Task to complete: Restate the entries below verbatim.

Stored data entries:

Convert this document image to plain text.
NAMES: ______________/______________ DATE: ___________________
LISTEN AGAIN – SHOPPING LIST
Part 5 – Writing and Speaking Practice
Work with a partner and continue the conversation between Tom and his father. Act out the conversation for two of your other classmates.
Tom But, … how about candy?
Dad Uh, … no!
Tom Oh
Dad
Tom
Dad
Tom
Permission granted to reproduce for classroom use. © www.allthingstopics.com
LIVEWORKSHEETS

Correct output:
Convert this document image to plain text.
NAMES: ______________/______________ DATE: ___________________
LISTEN AGAIN – SHOPPING LIST
Part 5 – Writing and Speaking Practice
Work with a partner and continue the conversation between Tom and his father. Act out the conversation for two of your other classmates.
Tom But, … how about candy?
Dad Uh, … no!
Tom Oh
Dad
Tom
Dad
Tom
Permission granted to reproduce for classroom use. © www.allthingstopics.com
LIVEWORKSHEETS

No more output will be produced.